#### Task objective
From the entries below, please gather each line containing the string "mean".
* * * * * * *
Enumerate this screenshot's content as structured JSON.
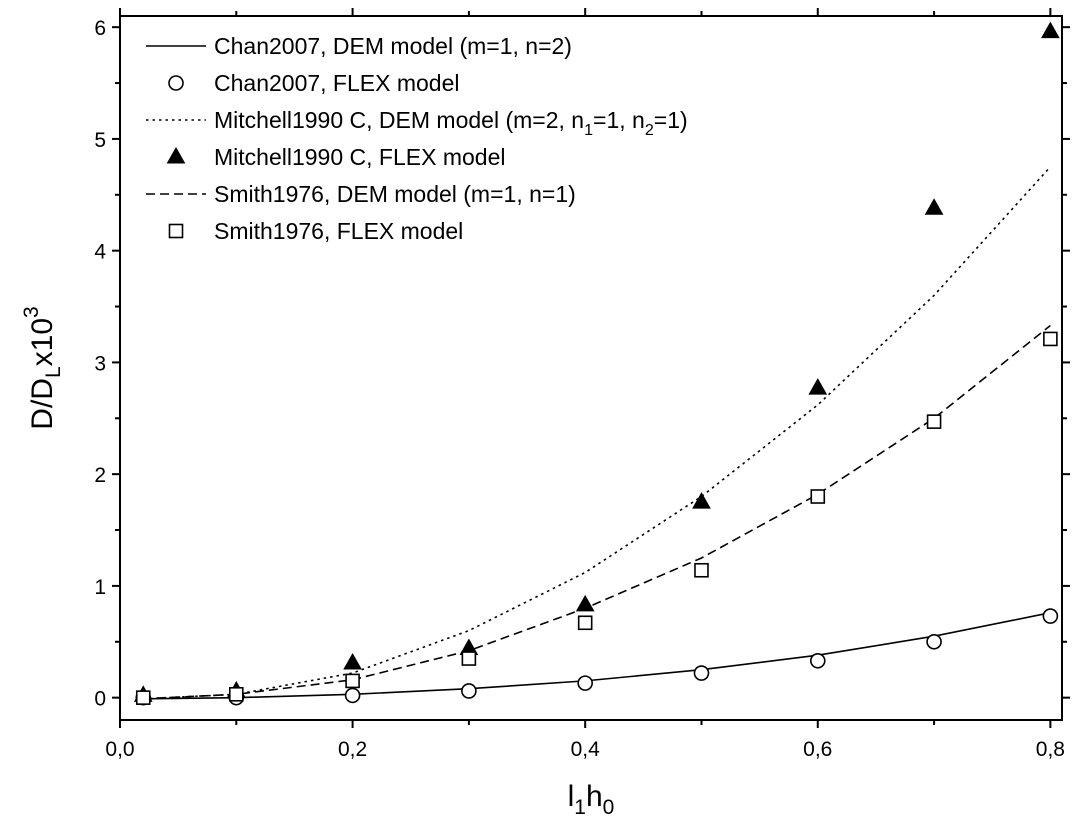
{
  "chart_data": {
    "type": "scatter",
    "xlabel": {
      "main1": "l",
      "sub1": "1",
      "main2": "h",
      "sub2": "0"
    },
    "ylabel": {
      "main1": "D/D",
      "sub1": "L",
      "main2": "x10",
      "sup": "3"
    },
    "xlim": [
      0.0,
      0.81
    ],
    "ylim": [
      -0.2,
      6.1
    ],
    "xticks": [
      {
        "value": 0.0,
        "label": "0,0"
      },
      {
        "value": 0.2,
        "label": "0,2"
      },
      {
        "value": 0.4,
        "label": "0,4"
      },
      {
        "value": 0.6,
        "label": "0,6"
      },
      {
        "value": 0.8,
        "label": "0,8"
      }
    ],
    "yticks": [
      {
        "value": 0,
        "label": "0"
      },
      {
        "value": 1,
        "label": "1"
      },
      {
        "value": 2,
        "label": "2"
      },
      {
        "value": 3,
        "label": "3"
      },
      {
        "value": 4,
        "label": "4"
      },
      {
        "value": 5,
        "label": "5"
      },
      {
        "value": 6,
        "label": "6"
      }
    ],
    "grid": false,
    "legend_position": "top-left",
    "series": [
      {
        "name": "Chan2007, DEM model (m=1, n=2)",
        "kind": "line",
        "dash": "solid",
        "x": [
          0.02,
          0.1,
          0.2,
          0.3,
          0.4,
          0.5,
          0.6,
          0.7,
          0.8
        ],
        "y": [
          -0.01,
          0.0,
          0.03,
          0.08,
          0.15,
          0.25,
          0.38,
          0.55,
          0.76
        ]
      },
      {
        "name": "Chan2007, FLEX model",
        "kind": "marker",
        "marker": "circle-open",
        "x": [
          0.02,
          0.1,
          0.2,
          0.3,
          0.4,
          0.5,
          0.6,
          0.7,
          0.8
        ],
        "y": [
          0.0,
          0.0,
          0.02,
          0.06,
          0.13,
          0.22,
          0.33,
          0.5,
          0.73
        ]
      },
      {
        "name": "Mitchell1990 C, DEM model (m=2, n1=1, n2=1)",
        "name_parts": {
          "text1": "Mitchell1990 C, DEM model (m=2, n",
          "sub1": "1",
          "text2": "=1, n",
          "sub2": "2",
          "text3": "=1)"
        },
        "kind": "line",
        "dash": "dotted",
        "x": [
          0.02,
          0.1,
          0.2,
          0.3,
          0.4,
          0.5,
          0.6,
          0.7,
          0.8
        ],
        "y": [
          -0.01,
          0.03,
          0.22,
          0.6,
          1.12,
          1.8,
          2.62,
          3.6,
          4.75
        ]
      },
      {
        "name": "Mitchell1990 C, FLEX model",
        "kind": "marker",
        "marker": "triangle-filled",
        "x": [
          0.02,
          0.1,
          0.2,
          0.3,
          0.4,
          0.5,
          0.6,
          0.7,
          0.8
        ],
        "y": [
          0.02,
          0.06,
          0.31,
          0.44,
          0.83,
          1.75,
          2.77,
          4.38,
          5.96
        ]
      },
      {
        "name": "Smith1976, DEM model (m=1, n=1)",
        "kind": "line",
        "dash": "dashed",
        "x": [
          0.02,
          0.1,
          0.2,
          0.3,
          0.4,
          0.5,
          0.6,
          0.7,
          0.8
        ],
        "y": [
          -0.01,
          0.03,
          0.16,
          0.42,
          0.8,
          1.25,
          1.82,
          2.5,
          3.33
        ]
      },
      {
        "name": "Smith1976, FLEX model",
        "kind": "marker",
        "marker": "square-open",
        "x": [
          0.02,
          0.1,
          0.2,
          0.3,
          0.4,
          0.5,
          0.6,
          0.7,
          0.8
        ],
        "y": [
          0.0,
          0.03,
          0.15,
          0.35,
          0.67,
          1.14,
          1.8,
          2.47,
          3.21
        ]
      }
    ]
  }
}
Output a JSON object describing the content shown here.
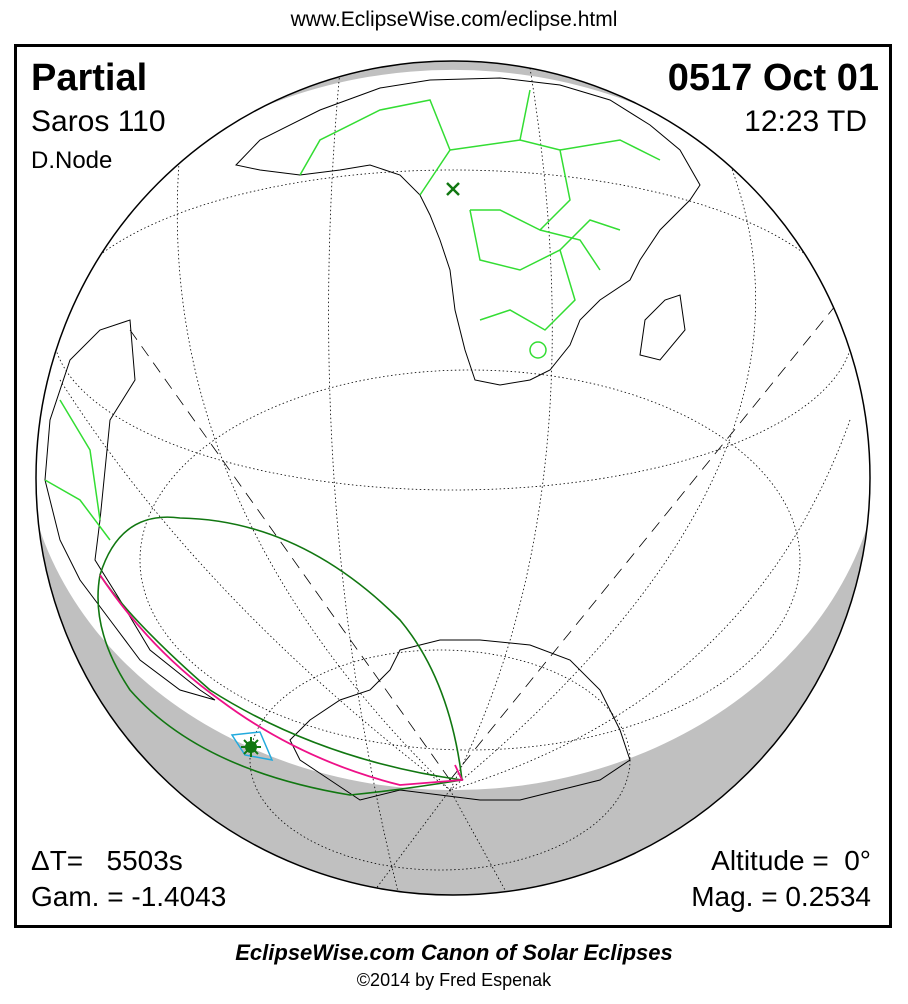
{
  "header": {
    "url": "www.EclipseWise.com/eclipse.html"
  },
  "eclipse": {
    "type": "Partial",
    "saros": "Saros 110",
    "node": "D.Node",
    "date": "0517 Oct 01",
    "time": "12:23 TD",
    "delta_t": "ΔT=   5503s",
    "gamma": "Gam. = -1.4043",
    "altitude": "Altitude =  0°",
    "magnitude": "Mag. = 0.2534"
  },
  "colors": {
    "borders": "#33dd33",
    "eclipse_limits": "#117711",
    "max_eclipse_curve": "#ee1188",
    "greatest_eclipse_box": "#22aadd",
    "night_shade": "#c0c0c0",
    "subsolar_marker": "#117711"
  },
  "markers": {
    "subsolar": "x-mark-icon",
    "greatest_eclipse": "star-burst-icon"
  },
  "footer": {
    "title": "EclipseWise.com Canon of Solar Eclipses",
    "copyright": "©2014 by Fred Espenak"
  }
}
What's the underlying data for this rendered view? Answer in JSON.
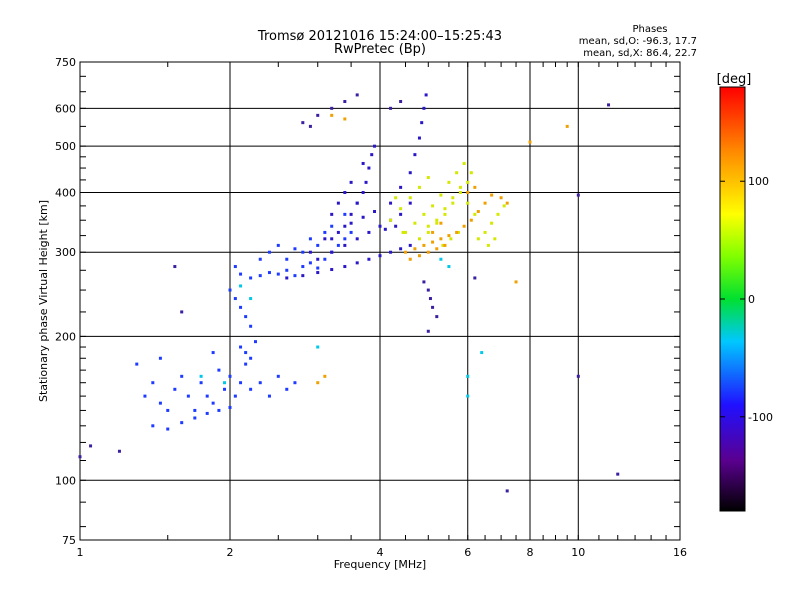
{
  "chart_data": {
    "type": "scatter",
    "title": "Tromsø 20121016 15:24:00–15:25:43",
    "subtitle": "RwPretec (Bp)",
    "xlabel": "Frequency [MHz]",
    "ylabel": "Stationary phase Virtual Height [km]",
    "xscale": "log",
    "yscale": "log",
    "xlim": [
      1,
      16
    ],
    "ylim": [
      75,
      750
    ],
    "x_ticks": [
      1,
      2,
      4,
      6,
      8,
      10,
      16
    ],
    "x_tick_labels": [
      "1",
      "2",
      "4",
      "6",
      "8",
      "10",
      "16"
    ],
    "y_ticks": [
      75,
      100,
      200,
      300,
      400,
      500,
      600,
      750
    ],
    "y_tick_labels": [
      "75",
      "100",
      "200",
      "300",
      "400",
      "500",
      "600",
      "750"
    ],
    "grid": true,
    "stats": {
      "heading": "Phases",
      "line_o": "mean, sd,O: -96.3, 17.7",
      "line_x": "mean, sd,X: 86.4, 22.7"
    },
    "colorbar": {
      "label": "[deg]",
      "range": [
        -180,
        180
      ],
      "ticks": [
        100,
        0,
        -100
      ],
      "tick_labels": [
        "100",
        "0",
        "-100"
      ]
    },
    "series": [
      {
        "color": "#1e3cff",
        "points": [
          [
            1.35,
            150
          ],
          [
            1.4,
            160
          ],
          [
            1.45,
            145
          ],
          [
            1.5,
            140
          ],
          [
            1.55,
            155
          ],
          [
            1.6,
            165
          ],
          [
            1.65,
            150
          ],
          [
            1.7,
            140
          ],
          [
            1.75,
            160
          ],
          [
            1.8,
            150
          ],
          [
            1.85,
            145
          ],
          [
            1.9,
            170
          ],
          [
            1.95,
            155
          ],
          [
            2.0,
            165
          ],
          [
            2.05,
            150
          ],
          [
            2.1,
            160
          ],
          [
            2.15,
            175
          ],
          [
            2.2,
            155
          ],
          [
            2.3,
            160
          ],
          [
            2.4,
            150
          ],
          [
            2.5,
            165
          ],
          [
            2.6,
            155
          ],
          [
            2.7,
            160
          ],
          [
            1.4,
            130
          ],
          [
            1.5,
            128
          ],
          [
            1.6,
            132
          ],
          [
            1.7,
            135
          ],
          [
            1.8,
            138
          ],
          [
            1.9,
            140
          ],
          [
            2.0,
            142
          ],
          [
            2.0,
            250
          ],
          [
            2.05,
            240
          ],
          [
            2.1,
            230
          ],
          [
            2.15,
            220
          ],
          [
            2.2,
            210
          ],
          [
            2.1,
            190
          ],
          [
            2.15,
            185
          ],
          [
            2.2,
            180
          ],
          [
            2.05,
            280
          ],
          [
            2.1,
            270
          ],
          [
            2.2,
            265
          ],
          [
            2.3,
            268
          ],
          [
            2.4,
            272
          ],
          [
            2.5,
            270
          ],
          [
            2.6,
            275
          ],
          [
            2.7,
            268
          ],
          [
            2.8,
            280
          ],
          [
            2.9,
            285
          ],
          [
            3.0,
            278
          ],
          [
            3.1,
            290
          ],
          [
            3.2,
            300
          ],
          [
            3.3,
            310
          ],
          [
            3.4,
            320
          ],
          [
            3.5,
            330
          ],
          [
            2.6,
            290
          ],
          [
            2.8,
            300
          ],
          [
            3.0,
            310
          ],
          [
            3.2,
            340
          ],
          [
            3.4,
            360
          ],
          [
            3.6,
            380
          ],
          [
            2.3,
            290
          ],
          [
            2.4,
            300
          ],
          [
            2.5,
            310
          ],
          [
            2.7,
            305
          ],
          [
            2.9,
            320
          ],
          [
            3.1,
            330
          ],
          [
            1.3,
            175
          ],
          [
            1.45,
            180
          ],
          [
            1.85,
            185
          ],
          [
            2.25,
            195
          ]
        ]
      },
      {
        "color": "#2a18c8",
        "points": [
          [
            2.6,
            265
          ],
          [
            2.8,
            268
          ],
          [
            3.0,
            272
          ],
          [
            3.2,
            276
          ],
          [
            3.4,
            280
          ],
          [
            3.6,
            285
          ],
          [
            3.8,
            290
          ],
          [
            4.0,
            295
          ],
          [
            4.2,
            300
          ],
          [
            4.4,
            305
          ],
          [
            4.6,
            310
          ],
          [
            3.0,
            290
          ],
          [
            3.2,
            300
          ],
          [
            3.4,
            310
          ],
          [
            3.6,
            320
          ],
          [
            3.8,
            330
          ],
          [
            4.0,
            340
          ],
          [
            4.2,
            350
          ],
          [
            4.4,
            360
          ],
          [
            4.6,
            380
          ],
          [
            3.2,
            320
          ],
          [
            3.4,
            340
          ],
          [
            3.5,
            360
          ],
          [
            3.6,
            380
          ],
          [
            3.7,
            400
          ],
          [
            3.75,
            420
          ],
          [
            3.8,
            450
          ],
          [
            3.85,
            480
          ],
          [
            3.9,
            500
          ],
          [
            3.7,
            460
          ],
          [
            4.2,
            380
          ],
          [
            4.4,
            410
          ],
          [
            4.6,
            440
          ],
          [
            4.7,
            480
          ],
          [
            4.8,
            520
          ],
          [
            4.85,
            560
          ],
          [
            4.9,
            600
          ],
          [
            4.95,
            640
          ],
          [
            3.2,
            360
          ],
          [
            3.3,
            380
          ],
          [
            3.4,
            400
          ],
          [
            3.5,
            420
          ],
          [
            2.9,
            300
          ],
          [
            3.1,
            320
          ],
          [
            3.3,
            330
          ],
          [
            3.5,
            345
          ],
          [
            3.7,
            355
          ],
          [
            3.9,
            365
          ],
          [
            4.1,
            335
          ],
          [
            4.3,
            340
          ]
        ]
      },
      {
        "color": "#d4e800",
        "points": [
          [
            4.8,
            320
          ],
          [
            5.0,
            330
          ],
          [
            5.2,
            345
          ],
          [
            5.4,
            360
          ],
          [
            5.6,
            380
          ],
          [
            5.8,
            400
          ],
          [
            6.0,
            420
          ],
          [
            6.1,
            440
          ],
          [
            6.0,
            380
          ],
          [
            6.2,
            360
          ],
          [
            5.0,
            340
          ],
          [
            5.2,
            350
          ],
          [
            5.4,
            370
          ],
          [
            5.6,
            390
          ],
          [
            5.8,
            410
          ],
          [
            4.5,
            330
          ],
          [
            4.7,
            345
          ],
          [
            4.9,
            360
          ],
          [
            5.1,
            375
          ],
          [
            5.3,
            395
          ],
          [
            6.3,
            320
          ],
          [
            6.5,
            330
          ],
          [
            6.7,
            345
          ],
          [
            6.9,
            360
          ],
          [
            7.1,
            375
          ],
          [
            6.6,
            310
          ],
          [
            6.8,
            320
          ],
          [
            5.5,
            420
          ],
          [
            5.7,
            440
          ],
          [
            5.9,
            460
          ],
          [
            4.4,
            370
          ],
          [
            4.6,
            390
          ],
          [
            4.8,
            410
          ],
          [
            5.0,
            430
          ],
          [
            4.2,
            350
          ],
          [
            4.3,
            390
          ],
          [
            4.45,
            330
          ],
          [
            5.35,
            310
          ],
          [
            5.55,
            320
          ],
          [
            5.75,
            330
          ]
        ]
      },
      {
        "color": "#f0a000",
        "points": [
          [
            4.5,
            300
          ],
          [
            4.7,
            305
          ],
          [
            4.9,
            310
          ],
          [
            5.1,
            315
          ],
          [
            5.3,
            320
          ],
          [
            5.5,
            325
          ],
          [
            5.7,
            330
          ],
          [
            5.9,
            340
          ],
          [
            6.1,
            350
          ],
          [
            6.3,
            365
          ],
          [
            6.5,
            380
          ],
          [
            6.7,
            395
          ],
          [
            4.6,
            290
          ],
          [
            4.8,
            295
          ],
          [
            5.0,
            300
          ],
          [
            5.2,
            305
          ],
          [
            5.4,
            310
          ],
          [
            7.0,
            390
          ],
          [
            7.2,
            380
          ],
          [
            8.0,
            510
          ],
          [
            9.5,
            550
          ],
          [
            3.2,
            580
          ],
          [
            3.4,
            570
          ],
          [
            7.5,
            260
          ],
          [
            3.0,
            160
          ],
          [
            3.1,
            165
          ],
          [
            5.1,
            330
          ],
          [
            5.3,
            345
          ],
          [
            6.0,
            400
          ],
          [
            6.2,
            410
          ]
        ]
      },
      {
        "color": "#3c1ea0",
        "points": [
          [
            2.8,
            560
          ],
          [
            2.9,
            550
          ],
          [
            3.0,
            580
          ],
          [
            3.2,
            600
          ],
          [
            3.4,
            620
          ],
          [
            3.6,
            640
          ],
          [
            4.2,
            600
          ],
          [
            4.4,
            620
          ],
          [
            11.5,
            610
          ],
          [
            1.55,
            280
          ],
          [
            1.6,
            225
          ],
          [
            4.9,
            260
          ],
          [
            5.0,
            250
          ],
          [
            5.05,
            240
          ],
          [
            5.1,
            230
          ],
          [
            5.2,
            220
          ],
          [
            6.2,
            265
          ],
          [
            5.0,
            205
          ],
          [
            7.2,
            95
          ],
          [
            10.0,
            165
          ],
          [
            10.0,
            395
          ],
          [
            1.0,
            112
          ],
          [
            1.05,
            118
          ],
          [
            1.2,
            115
          ],
          [
            12.0,
            103
          ]
        ]
      },
      {
        "color": "#00c8e8",
        "points": [
          [
            6.0,
            165
          ],
          [
            6.0,
            150
          ],
          [
            6.4,
            185
          ],
          [
            3.0,
            190
          ],
          [
            5.5,
            280
          ],
          [
            5.3,
            290
          ],
          [
            2.1,
            255
          ],
          [
            2.2,
            240
          ],
          [
            1.75,
            165
          ],
          [
            1.95,
            160
          ]
        ]
      }
    ]
  }
}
* * * * * * *
#### Expected output
      "line_o": "mean, sd,O: -96.3, 17.7",
      "line_x": "mean, sd,X: 86.4, 22.7"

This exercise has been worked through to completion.